_PROBLEM DESCRIPTION_: Only the pictures are omitted; repeat all other data exactly.
□ □ □ □
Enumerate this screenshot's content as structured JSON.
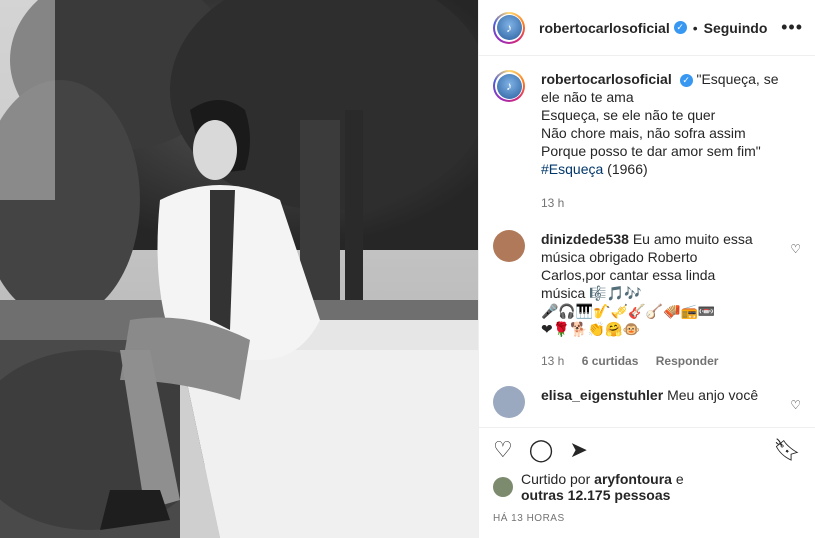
{
  "header": {
    "username": "robertocarlosoficial",
    "verified_glyph": "✓",
    "separator": "•",
    "follow_label": "Seguindo",
    "more_label": "•••"
  },
  "caption": {
    "username": "robertocarlosoficial",
    "line1": "\"Esqueça, se ele não te ama",
    "line2": "Esqueça, se ele não te quer",
    "line3": "Não chore mais, não sofra assim",
    "line4": "Porque posso te dar amor sem fim\"",
    "hashtag": "#Esqueça",
    "year": "(1966)",
    "time": "13 h"
  },
  "comments": [
    {
      "username": "dinizdede538",
      "text": "Eu amo muito essa música obrigado Roberto Carlos,por cantar essa linda música",
      "emojis1": "🎼🎵🎶",
      "emojis2": "🎤🎧🎹🎷🎺🎸🪕🪗📻📼",
      "emojis3": "❤🌹🐕👏🤗🐵",
      "time": "13 h",
      "likes": "6 curtidas",
      "reply": "Responder",
      "avatar_color": "#b07a5a"
    },
    {
      "username": "elisa_eigenstuhler",
      "text": "Meu anjo você",
      "avatar_color": "#9aa8c0"
    }
  ],
  "likes": {
    "prefix": "Curtido por",
    "user": "aryfontoura",
    "mid": "e",
    "others": "outras 12.175 pessoas"
  },
  "posted_ago": "HÁ 13 HORAS",
  "icons": {
    "like": "heart-icon",
    "comment": "comment-icon",
    "share": "share-icon",
    "save": "bookmark-icon",
    "more": "more-icon"
  }
}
□ □ □ □
_ANSWER TO THE TASK_:
Enumerate this screenshot's content as structured JSON.
{
  "header": {
    "username": "robertocarlosoficial",
    "verified_glyph": "✓",
    "separator": "•",
    "follow_label": "Seguindo",
    "more_label": "•••"
  },
  "caption": {
    "username": "robertocarlosoficial",
    "line1": "\"Esqueça, se ele não te ama",
    "line2": "Esqueça, se ele não te quer",
    "line3": "Não chore mais, não sofra assim",
    "line4": "Porque posso te dar amor sem fim\"",
    "hashtag": "#Esqueça",
    "year": "(1966)",
    "time": "13 h"
  },
  "comments": [
    {
      "username": "dinizdede538",
      "text": "Eu amo muito essa música obrigado Roberto Carlos,por cantar essa linda música",
      "emojis1": "🎼🎵🎶",
      "emojis2": "🎤🎧🎹🎷🎺🎸🪕🪗📻📼",
      "emojis3": "❤🌹🐕👏🤗🐵",
      "time": "13 h",
      "likes": "6 curtidas",
      "reply": "Responder",
      "avatar_color": "#b07a5a"
    },
    {
      "username": "elisa_eigenstuhler",
      "text": "Meu anjo você",
      "avatar_color": "#9aa8c0"
    }
  ],
  "likes": {
    "prefix": "Curtido por",
    "user": "aryfontoura",
    "mid": "e",
    "others": "outras 12.175 pessoas"
  },
  "posted_ago": "HÁ 13 HORAS",
  "icons": {
    "like": "heart-icon",
    "comment": "comment-icon",
    "share": "share-icon",
    "save": "bookmark-icon",
    "more": "more-icon"
  }
}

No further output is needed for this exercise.